Set task
Word for word, retype every entry in the listing.

Records from a collection of figures
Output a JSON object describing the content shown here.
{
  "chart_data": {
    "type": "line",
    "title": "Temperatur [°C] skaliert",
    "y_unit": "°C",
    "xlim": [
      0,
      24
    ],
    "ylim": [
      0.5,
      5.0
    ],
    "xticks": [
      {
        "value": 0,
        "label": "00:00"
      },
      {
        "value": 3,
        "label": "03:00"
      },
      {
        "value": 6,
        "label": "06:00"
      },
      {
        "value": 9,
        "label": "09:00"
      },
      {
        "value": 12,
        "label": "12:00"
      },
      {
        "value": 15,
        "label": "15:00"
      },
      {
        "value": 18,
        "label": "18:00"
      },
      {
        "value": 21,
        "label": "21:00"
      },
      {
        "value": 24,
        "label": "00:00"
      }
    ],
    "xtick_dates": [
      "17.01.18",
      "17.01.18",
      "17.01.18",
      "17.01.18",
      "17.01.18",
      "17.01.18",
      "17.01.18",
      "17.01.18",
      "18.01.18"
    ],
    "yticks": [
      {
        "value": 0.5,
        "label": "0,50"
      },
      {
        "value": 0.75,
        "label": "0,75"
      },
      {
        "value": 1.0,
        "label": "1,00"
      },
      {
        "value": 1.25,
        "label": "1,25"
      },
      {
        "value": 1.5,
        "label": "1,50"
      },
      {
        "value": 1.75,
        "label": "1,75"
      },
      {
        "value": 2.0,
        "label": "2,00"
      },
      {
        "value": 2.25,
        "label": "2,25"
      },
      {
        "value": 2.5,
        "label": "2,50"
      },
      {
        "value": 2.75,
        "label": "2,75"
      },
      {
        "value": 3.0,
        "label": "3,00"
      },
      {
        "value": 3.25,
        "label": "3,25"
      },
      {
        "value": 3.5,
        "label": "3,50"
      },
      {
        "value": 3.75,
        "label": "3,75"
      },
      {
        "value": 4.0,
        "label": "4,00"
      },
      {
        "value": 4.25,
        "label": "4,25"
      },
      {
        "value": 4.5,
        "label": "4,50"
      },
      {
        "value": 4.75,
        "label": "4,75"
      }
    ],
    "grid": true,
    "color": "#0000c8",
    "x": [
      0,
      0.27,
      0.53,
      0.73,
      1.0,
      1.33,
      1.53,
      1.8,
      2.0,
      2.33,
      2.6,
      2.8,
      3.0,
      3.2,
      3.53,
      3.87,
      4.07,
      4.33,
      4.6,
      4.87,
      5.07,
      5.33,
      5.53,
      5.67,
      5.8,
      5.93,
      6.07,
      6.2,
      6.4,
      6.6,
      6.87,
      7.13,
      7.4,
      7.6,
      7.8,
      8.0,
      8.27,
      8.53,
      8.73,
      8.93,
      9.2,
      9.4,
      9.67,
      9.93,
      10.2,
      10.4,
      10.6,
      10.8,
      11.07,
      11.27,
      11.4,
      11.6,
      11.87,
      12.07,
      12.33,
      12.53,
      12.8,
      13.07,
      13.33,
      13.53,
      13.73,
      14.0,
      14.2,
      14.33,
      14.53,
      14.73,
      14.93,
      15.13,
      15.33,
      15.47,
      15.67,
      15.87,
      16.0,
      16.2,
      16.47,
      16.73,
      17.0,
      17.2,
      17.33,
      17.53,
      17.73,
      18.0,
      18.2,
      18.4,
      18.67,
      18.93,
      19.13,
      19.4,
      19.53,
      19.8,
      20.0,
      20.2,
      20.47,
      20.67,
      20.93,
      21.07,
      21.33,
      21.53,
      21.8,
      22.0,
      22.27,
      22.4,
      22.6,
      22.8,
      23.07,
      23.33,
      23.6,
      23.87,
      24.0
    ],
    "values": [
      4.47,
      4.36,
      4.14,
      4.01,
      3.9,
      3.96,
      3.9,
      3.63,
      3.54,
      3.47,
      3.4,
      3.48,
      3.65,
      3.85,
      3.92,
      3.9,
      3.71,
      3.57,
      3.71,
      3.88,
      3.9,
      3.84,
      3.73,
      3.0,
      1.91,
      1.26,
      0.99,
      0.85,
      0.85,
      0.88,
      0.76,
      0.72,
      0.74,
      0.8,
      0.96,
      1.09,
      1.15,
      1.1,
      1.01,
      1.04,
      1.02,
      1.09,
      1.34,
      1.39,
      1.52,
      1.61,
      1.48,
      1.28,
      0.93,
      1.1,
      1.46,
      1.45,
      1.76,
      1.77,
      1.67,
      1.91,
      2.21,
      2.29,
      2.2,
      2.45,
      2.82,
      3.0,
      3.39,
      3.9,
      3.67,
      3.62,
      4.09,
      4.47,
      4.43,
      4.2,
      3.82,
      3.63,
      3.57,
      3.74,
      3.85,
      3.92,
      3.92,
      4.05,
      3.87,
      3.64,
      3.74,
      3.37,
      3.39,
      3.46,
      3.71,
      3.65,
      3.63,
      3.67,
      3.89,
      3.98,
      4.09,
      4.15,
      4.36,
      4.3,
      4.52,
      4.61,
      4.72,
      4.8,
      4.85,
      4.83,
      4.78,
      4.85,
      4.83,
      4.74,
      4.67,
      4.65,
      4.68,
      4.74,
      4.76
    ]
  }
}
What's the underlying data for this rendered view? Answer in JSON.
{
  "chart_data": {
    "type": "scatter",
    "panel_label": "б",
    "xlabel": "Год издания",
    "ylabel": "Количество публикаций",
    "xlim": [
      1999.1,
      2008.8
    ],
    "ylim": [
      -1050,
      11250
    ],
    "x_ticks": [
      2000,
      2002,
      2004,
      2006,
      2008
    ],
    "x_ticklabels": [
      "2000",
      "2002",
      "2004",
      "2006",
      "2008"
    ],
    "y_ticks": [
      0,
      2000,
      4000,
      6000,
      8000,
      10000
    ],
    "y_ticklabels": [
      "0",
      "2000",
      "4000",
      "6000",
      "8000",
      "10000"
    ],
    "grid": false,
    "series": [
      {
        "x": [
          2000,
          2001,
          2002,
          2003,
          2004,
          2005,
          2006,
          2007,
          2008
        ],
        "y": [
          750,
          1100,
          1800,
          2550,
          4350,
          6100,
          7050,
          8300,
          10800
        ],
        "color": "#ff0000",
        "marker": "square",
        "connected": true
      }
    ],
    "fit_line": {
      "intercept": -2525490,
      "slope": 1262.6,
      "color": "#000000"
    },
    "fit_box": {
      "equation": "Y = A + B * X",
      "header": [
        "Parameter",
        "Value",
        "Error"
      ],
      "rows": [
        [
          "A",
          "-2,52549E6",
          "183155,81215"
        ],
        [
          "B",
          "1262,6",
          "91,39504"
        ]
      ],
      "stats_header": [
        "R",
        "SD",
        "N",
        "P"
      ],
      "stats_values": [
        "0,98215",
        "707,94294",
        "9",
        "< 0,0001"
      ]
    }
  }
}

Exercise result
Output a JSON object describing the content shown here.
{
  "chart_data": {
    "type": "line",
    "title": "Temperatur [°C] skaliert",
    "y_unit": "°C",
    "xlim": [
      0,
      24
    ],
    "ylim": [
      0.5,
      5.0
    ],
    "xticks": [
      {
        "value": 0,
        "label": "00:00"
      },
      {
        "value": 3,
        "label": "03:00"
      },
      {
        "value": 6,
        "label": "06:00"
      },
      {
        "value": 9,
        "label": "09:00"
      },
      {
        "value": 12,
        "label": "12:00"
      },
      {
        "value": 15,
        "label": "15:00"
      },
      {
        "value": 18,
        "label": "18:00"
      },
      {
        "value": 21,
        "label": "21:00"
      },
      {
        "value": 24,
        "label": "00:00"
      }
    ],
    "xtick_dates": [
      "17.01.18",
      "17.01.18",
      "17.01.18",
      "17.01.18",
      "17.01.18",
      "17.01.18",
      "17.01.18",
      "17.01.18",
      "18.01.18"
    ],
    "yticks": [
      {
        "value": 0.5,
        "label": "0,50"
      },
      {
        "value": 0.75,
        "label": "0,75"
      },
      {
        "value": 1.0,
        "label": "1,00"
      },
      {
        "value": 1.25,
        "label": "1,25"
      },
      {
        "value": 1.5,
        "label": "1,50"
      },
      {
        "value": 1.75,
        "label": "1,75"
      },
      {
        "value": 2.0,
        "label": "2,00"
      },
      {
        "value": 2.25,
        "label": "2,25"
      },
      {
        "value": 2.5,
        "label": "2,50"
      },
      {
        "value": 2.75,
        "label": "2,75"
      },
      {
        "value": 3.0,
        "label": "3,00"
      },
      {
        "value": 3.25,
        "label": "3,25"
      },
      {
        "value": 3.5,
        "label": "3,50"
      },
      {
        "value": 3.75,
        "label": "3,75"
      },
      {
        "value": 4.0,
        "label": "4,00"
      },
      {
        "value": 4.25,
        "label": "4,25"
      },
      {
        "value": 4.5,
        "label": "4,50"
      },
      {
        "value": 4.75,
        "label": "4,75"
      }
    ],
    "grid": true,
    "color": "#0000c8",
    "x": [
      0,
      0.27,
      0.53,
      0.73,
      1.0,
      1.33,
      1.53,
      1.8,
      2.0,
      2.33,
      2.6,
      2.8,
      3.0,
      3.2,
      3.53,
      3.87,
      4.07,
      4.33,
      4.6,
      4.87,
      5.07,
      5.33,
      5.53,
      5.67,
      5.8,
      5.93,
      6.07,
      6.2,
      6.4,
      6.6,
      6.87,
      7.13,
      7.4,
      7.6,
      7.8,
      8.0,
      8.27,
      8.53,
      8.73,
      8.93,
      9.2,
      9.4,
      9.67,
      9.93,
      10.2,
      10.4,
      10.6,
      10.8,
      11.07,
      11.27,
      11.4,
      11.6,
      11.87,
      12.07,
      12.33,
      12.53,
      12.8,
      13.07,
      13.33,
      13.53,
      13.73,
      14.0,
      14.2,
      14.33,
      14.53,
      14.73,
      14.93,
      15.13,
      15.33,
      15.47,
      15.67,
      15.87,
      16.0,
      16.2,
      16.47,
      16.73,
      17.0,
      17.2,
      17.33,
      17.53,
      17.73,
      18.0,
      18.2,
      18.4,
      18.67,
      18.93,
      19.13,
      19.4,
      19.53,
      19.8,
      20.0,
      20.2,
      20.47,
      20.67,
      20.93,
      21.07,
      21.33,
      21.53,
      21.8,
      22.0,
      22.27,
      22.4,
      22.6,
      22.8,
      23.07,
      23.33,
      23.6,
      23.87,
      24.0
    ],
    "values": [
      4.47,
      4.36,
      4.14,
      4.01,
      3.9,
      3.96,
      3.9,
      3.63,
      3.54,
      3.47,
      3.4,
      3.48,
      3.65,
      3.85,
      3.92,
      3.9,
      3.71,
      3.57,
      3.71,
      3.88,
      3.9,
      3.84,
      3.73,
      3.0,
      1.91,
      1.26,
      0.99,
      0.85,
      0.85,
      0.88,
      0.76,
      0.72,
      0.74,
      0.8,
      0.96,
      1.09,
      1.15,
      1.1,
      1.01,
      1.04,
      1.02,
      1.09,
      1.34,
      1.39,
      1.52,
      1.61,
      1.48,
      1.28,
      0.93,
      1.1,
      1.46,
      1.45,
      1.76,
      1.77,
      1.67,
      1.91,
      2.21,
      2.29,
      2.2,
      2.45,
      2.82,
      3.0,
      3.39,
      3.9,
      3.67,
      3.62,
      4.09,
      4.47,
      4.43,
      4.2,
      3.82,
      3.63,
      3.57,
      3.74,
      3.85,
      3.92,
      3.92,
      4.05,
      3.87,
      3.64,
      3.74,
      3.37,
      3.39,
      3.46,
      3.71,
      3.65,
      3.63,
      3.67,
      3.89,
      3.98,
      4.09,
      4.15,
      4.36,
      4.3,
      4.52,
      4.61,
      4.72,
      4.8,
      4.85,
      4.83,
      4.78,
      4.85,
      4.83,
      4.74,
      4.67,
      4.65,
      4.68,
      4.74,
      4.76
    ]
  }
}
What's the underlying data for this rendered view? Answer in JSON.
{
  "chart_data": {
    "type": "scatter",
    "panel_label": "б",
    "xlabel": "Год издания",
    "ylabel": "Количество публикаций",
    "xlim": [
      1999.1,
      2008.8
    ],
    "ylim": [
      -1050,
      11250
    ],
    "x_ticks": [
      2000,
      2002,
      2004,
      2006,
      2008
    ],
    "x_ticklabels": [
      "2000",
      "2002",
      "2004",
      "2006",
      "2008"
    ],
    "y_ticks": [
      0,
      2000,
      4000,
      6000,
      8000,
      10000
    ],
    "y_ticklabels": [
      "0",
      "2000",
      "4000",
      "6000",
      "8000",
      "10000"
    ],
    "grid": false,
    "series": [
      {
        "x": [
          2000,
          2001,
          2002,
          2003,
          2004,
          2005,
          2006,
          2007,
          2008
        ],
        "y": [
          750,
          1100,
          1800,
          2550,
          4350,
          6100,
          7050,
          8300,
          10800
        ],
        "color": "#ff0000",
        "marker": "square",
        "connected": true
      }
    ],
    "fit_line": {
      "intercept": -2525490,
      "slope": 1262.6,
      "color": "#000000"
    },
    "fit_box": {
      "equation": "Y = A + B * X",
      "header": [
        "Parameter",
        "Value",
        "Error"
      ],
      "rows": [
        [
          "A",
          "-2,52549E6",
          "183155,81215"
        ],
        [
          "B",
          "1262,6",
          "91,39504"
        ]
      ],
      "stats_header": [
        "R",
        "SD",
        "N",
        "P"
      ],
      "stats_values": [
        "0,98215",
        "707,94294",
        "9",
        "< 0,0001"
      ]
    }
  }
}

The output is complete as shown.